EXERCISE DESCRIPTION: Restate each entry word for word, leaving nothing out.

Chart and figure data
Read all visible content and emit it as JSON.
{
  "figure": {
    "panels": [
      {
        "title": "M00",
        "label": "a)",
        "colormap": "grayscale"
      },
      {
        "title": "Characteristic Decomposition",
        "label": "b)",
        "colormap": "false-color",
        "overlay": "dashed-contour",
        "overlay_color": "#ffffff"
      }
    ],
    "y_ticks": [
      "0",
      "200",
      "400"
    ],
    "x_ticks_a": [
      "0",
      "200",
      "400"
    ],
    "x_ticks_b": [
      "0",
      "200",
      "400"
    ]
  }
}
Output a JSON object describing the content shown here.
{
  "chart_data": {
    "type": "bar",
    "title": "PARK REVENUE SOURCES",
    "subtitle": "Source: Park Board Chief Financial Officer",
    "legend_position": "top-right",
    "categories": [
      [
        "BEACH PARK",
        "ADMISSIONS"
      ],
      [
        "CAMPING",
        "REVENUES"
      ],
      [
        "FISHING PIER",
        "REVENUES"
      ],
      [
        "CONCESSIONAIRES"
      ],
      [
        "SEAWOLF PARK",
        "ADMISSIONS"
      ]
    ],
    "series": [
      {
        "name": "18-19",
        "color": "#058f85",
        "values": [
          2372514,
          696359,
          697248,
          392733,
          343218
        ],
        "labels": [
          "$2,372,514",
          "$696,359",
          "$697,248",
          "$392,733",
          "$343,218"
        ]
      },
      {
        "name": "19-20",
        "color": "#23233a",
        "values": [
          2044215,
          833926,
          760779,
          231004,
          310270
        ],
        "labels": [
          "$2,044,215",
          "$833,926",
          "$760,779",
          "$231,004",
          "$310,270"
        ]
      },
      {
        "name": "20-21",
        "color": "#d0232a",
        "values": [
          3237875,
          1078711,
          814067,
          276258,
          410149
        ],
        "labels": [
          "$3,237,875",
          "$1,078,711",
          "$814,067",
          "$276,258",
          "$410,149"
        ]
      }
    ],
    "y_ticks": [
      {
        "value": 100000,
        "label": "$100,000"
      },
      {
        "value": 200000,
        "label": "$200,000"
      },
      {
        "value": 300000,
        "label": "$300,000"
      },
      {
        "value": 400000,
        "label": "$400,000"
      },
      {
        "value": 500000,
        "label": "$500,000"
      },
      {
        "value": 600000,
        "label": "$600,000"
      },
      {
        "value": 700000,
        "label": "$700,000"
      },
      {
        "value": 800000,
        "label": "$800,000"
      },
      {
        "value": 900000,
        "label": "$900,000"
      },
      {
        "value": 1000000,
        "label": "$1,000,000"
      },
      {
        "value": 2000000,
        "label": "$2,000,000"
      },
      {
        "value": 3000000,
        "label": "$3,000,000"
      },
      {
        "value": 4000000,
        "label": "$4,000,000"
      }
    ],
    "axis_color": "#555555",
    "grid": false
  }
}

ANSWER BELOW:
Read all visible content and emit it as JSON.
{
  "figure": {
    "panels": [
      {
        "title": "M00",
        "label": "a)",
        "colormap": "grayscale"
      },
      {
        "title": "Characteristic Decomposition",
        "label": "b)",
        "colormap": "false-color",
        "overlay": "dashed-contour",
        "overlay_color": "#ffffff"
      }
    ],
    "y_ticks": [
      "0",
      "200",
      "400"
    ],
    "x_ticks_a": [
      "0",
      "200",
      "400"
    ],
    "x_ticks_b": [
      "0",
      "200",
      "400"
    ]
  }
}
Output a JSON object describing the content shown here.
{
  "chart_data": {
    "type": "bar",
    "title": "PARK REVENUE SOURCES",
    "subtitle": "Source: Park Board Chief Financial Officer",
    "legend_position": "top-right",
    "categories": [
      [
        "BEACH PARK",
        "ADMISSIONS"
      ],
      [
        "CAMPING",
        "REVENUES"
      ],
      [
        "FISHING PIER",
        "REVENUES"
      ],
      [
        "CONCESSIONAIRES"
      ],
      [
        "SEAWOLF PARK",
        "ADMISSIONS"
      ]
    ],
    "series": [
      {
        "name": "18-19",
        "color": "#058f85",
        "values": [
          2372514,
          696359,
          697248,
          392733,
          343218
        ],
        "labels": [
          "$2,372,514",
          "$696,359",
          "$697,248",
          "$392,733",
          "$343,218"
        ]
      },
      {
        "name": "19-20",
        "color": "#23233a",
        "values": [
          2044215,
          833926,
          760779,
          231004,
          310270
        ],
        "labels": [
          "$2,044,215",
          "$833,926",
          "$760,779",
          "$231,004",
          "$310,270"
        ]
      },
      {
        "name": "20-21",
        "color": "#d0232a",
        "values": [
          3237875,
          1078711,
          814067,
          276258,
          410149
        ],
        "labels": [
          "$3,237,875",
          "$1,078,711",
          "$814,067",
          "$276,258",
          "$410,149"
        ]
      }
    ],
    "y_ticks": [
      {
        "value": 100000,
        "label": "$100,000"
      },
      {
        "value": 200000,
        "label": "$200,000"
      },
      {
        "value": 300000,
        "label": "$300,000"
      },
      {
        "value": 400000,
        "label": "$400,000"
      },
      {
        "value": 500000,
        "label": "$500,000"
      },
      {
        "value": 600000,
        "label": "$600,000"
      },
      {
        "value": 700000,
        "label": "$700,000"
      },
      {
        "value": 800000,
        "label": "$800,000"
      },
      {
        "value": 900000,
        "label": "$900,000"
      },
      {
        "value": 1000000,
        "label": "$1,000,000"
      },
      {
        "value": 2000000,
        "label": "$2,000,000"
      },
      {
        "value": 3000000,
        "label": "$3,000,000"
      },
      {
        "value": 4000000,
        "label": "$4,000,000"
      }
    ],
    "axis_color": "#555555",
    "grid": false
  }
}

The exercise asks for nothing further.